▶ _Task_: Every entry that follows should be reproduced exactly.

▶ _Record list_:

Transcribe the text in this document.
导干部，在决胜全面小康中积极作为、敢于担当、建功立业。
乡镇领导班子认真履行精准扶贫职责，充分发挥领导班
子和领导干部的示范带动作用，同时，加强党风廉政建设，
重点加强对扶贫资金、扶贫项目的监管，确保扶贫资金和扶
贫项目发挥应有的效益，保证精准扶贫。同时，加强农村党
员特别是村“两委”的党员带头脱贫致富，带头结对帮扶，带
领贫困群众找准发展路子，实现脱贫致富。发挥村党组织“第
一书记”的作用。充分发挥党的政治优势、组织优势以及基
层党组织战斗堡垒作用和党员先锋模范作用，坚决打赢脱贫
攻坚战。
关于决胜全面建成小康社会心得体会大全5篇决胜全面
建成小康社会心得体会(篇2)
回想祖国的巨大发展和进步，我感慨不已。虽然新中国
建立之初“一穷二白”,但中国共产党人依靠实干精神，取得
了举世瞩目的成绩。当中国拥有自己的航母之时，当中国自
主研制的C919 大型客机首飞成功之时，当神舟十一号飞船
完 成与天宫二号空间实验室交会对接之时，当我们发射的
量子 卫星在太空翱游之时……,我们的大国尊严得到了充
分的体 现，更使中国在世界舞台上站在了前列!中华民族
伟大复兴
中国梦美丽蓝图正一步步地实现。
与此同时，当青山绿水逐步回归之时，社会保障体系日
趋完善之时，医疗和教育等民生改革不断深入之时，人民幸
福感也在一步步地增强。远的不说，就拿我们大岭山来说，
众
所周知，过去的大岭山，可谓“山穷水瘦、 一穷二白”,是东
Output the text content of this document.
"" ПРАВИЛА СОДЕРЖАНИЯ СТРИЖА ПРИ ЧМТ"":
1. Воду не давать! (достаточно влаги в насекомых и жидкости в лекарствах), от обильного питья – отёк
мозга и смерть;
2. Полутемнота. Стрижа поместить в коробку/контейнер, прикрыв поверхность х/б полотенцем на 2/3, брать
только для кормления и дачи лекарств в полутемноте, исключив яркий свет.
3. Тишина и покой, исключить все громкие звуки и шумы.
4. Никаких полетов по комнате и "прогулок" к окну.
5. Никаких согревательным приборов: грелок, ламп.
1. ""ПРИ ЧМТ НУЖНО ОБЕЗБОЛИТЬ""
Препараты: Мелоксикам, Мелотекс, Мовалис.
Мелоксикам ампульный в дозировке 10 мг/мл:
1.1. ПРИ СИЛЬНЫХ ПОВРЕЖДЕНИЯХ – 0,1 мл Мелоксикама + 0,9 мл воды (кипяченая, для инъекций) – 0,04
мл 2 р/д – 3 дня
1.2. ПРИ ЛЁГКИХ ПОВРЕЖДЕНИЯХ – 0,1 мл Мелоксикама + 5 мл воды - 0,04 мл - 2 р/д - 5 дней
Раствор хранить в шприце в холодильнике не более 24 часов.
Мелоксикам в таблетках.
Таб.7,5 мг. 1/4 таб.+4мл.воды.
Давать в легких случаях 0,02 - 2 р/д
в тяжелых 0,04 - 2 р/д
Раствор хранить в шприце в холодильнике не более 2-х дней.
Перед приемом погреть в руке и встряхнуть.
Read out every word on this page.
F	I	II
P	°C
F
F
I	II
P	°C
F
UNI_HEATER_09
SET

▶ _Task output_:
Transcribe the text in this document.
导干部，在决胜全面小康中积极作为、敢于担当、建功立业。
乡镇领导班子认真履行精准扶贫职责，充分发挥领导班
子和领导干部的示范带动作用，同时，加强党风廉政建设，
重点加强对扶贫资金、扶贫项目的监管，确保扶贫资金和扶
贫项目发挥应有的效益，保证精准扶贫。同时，加强农村党
员特别是村“两委”的党员带头脱贫致富，带头结对帮扶，带
领贫困群众找准发展路子，实现脱贫致富。发挥村党组织“第
一书记”的作用。充分发挥党的政治优势、组织优势以及基
层党组织战斗堡垒作用和党员先锋模范作用，坚决打赢脱贫
攻坚战。
关于决胜全面建成小康社会心得体会大全5篇决胜全面
建成小康社会心得体会(篇2)
回想祖国的巨大发展和进步，我感慨不已。虽然新中国
建立之初“一穷二白”,但中国共产党人依靠实干精神，取得
了举世瞩目的成绩。当中国拥有自己的航母之时，当中国自
主研制的C919 大型客机首飞成功之时，当神舟十一号飞船
完 成与天宫二号空间实验室交会对接之时，当我们发射的
量子 卫星在太空翱游之时……,我们的大国尊严得到了充
分的体 现，更使中国在世界舞台上站在了前列!中华民族
伟大复兴
中国梦美丽蓝图正一步步地实现。
与此同时，当青山绿水逐步回归之时，社会保障体系日
趋完善之时，医疗和教育等民生改革不断深入之时，人民幸
福感也在一步步地增强。远的不说，就拿我们大岭山来说，
众
所周知，过去的大岭山，可谓“山穷水瘦、 一穷二白”,是东
Output the text content of this document.
"" ПРАВИЛА СОДЕРЖАНИЯ СТРИЖА ПРИ ЧМТ"":
1. Воду не давать! (достаточно влаги в насекомых и жидкости в лекарствах), от обильного питья – отёк
мозга и смерть;
2. Полутемнота. Стрижа поместить в коробку/контейнер, прикрыв поверхность х/б полотенцем на 2/3, брать
только для кормления и дачи лекарств в полутемноте, исключив яркий свет.
3. Тишина и покой, исключить все громкие звуки и шумы.
4. Никаких полетов по комнате и "прогулок" к окну.
5. Никаких согревательным приборов: грелок, ламп.
1. ""ПРИ ЧМТ НУЖНО ОБЕЗБОЛИТЬ""
Препараты: Мелоксикам, Мелотекс, Мовалис.
Мелоксикам ампульный в дозировке 10 мг/мл:
1.1. ПРИ СИЛЬНЫХ ПОВРЕЖДЕНИЯХ – 0,1 мл Мелоксикама + 0,9 мл воды (кипяченая, для инъекций) – 0,04
мл 2 р/д – 3 дня
1.2. ПРИ ЛЁГКИХ ПОВРЕЖДЕНИЯХ – 0,1 мл Мелоксикама + 5 мл воды - 0,04 мл - 2 р/д - 5 дней
Раствор хранить в шприце в холодильнике не более 24 часов.
Мелоксикам в таблетках.
Таб.7,5 мг. 1/4 таб.+4мл.воды.
Давать в легких случаях 0,02 - 2 р/д
в тяжелых 0,04 - 2 р/д
Раствор хранить в шприце в холодильнике не более 2-х дней.
Перед приемом погреть в руке и встряхнуть.
Read out every word on this page.
F	I	II
P	°C
F
F
I	II
P	°C
F
UNI_HEATER_09
SET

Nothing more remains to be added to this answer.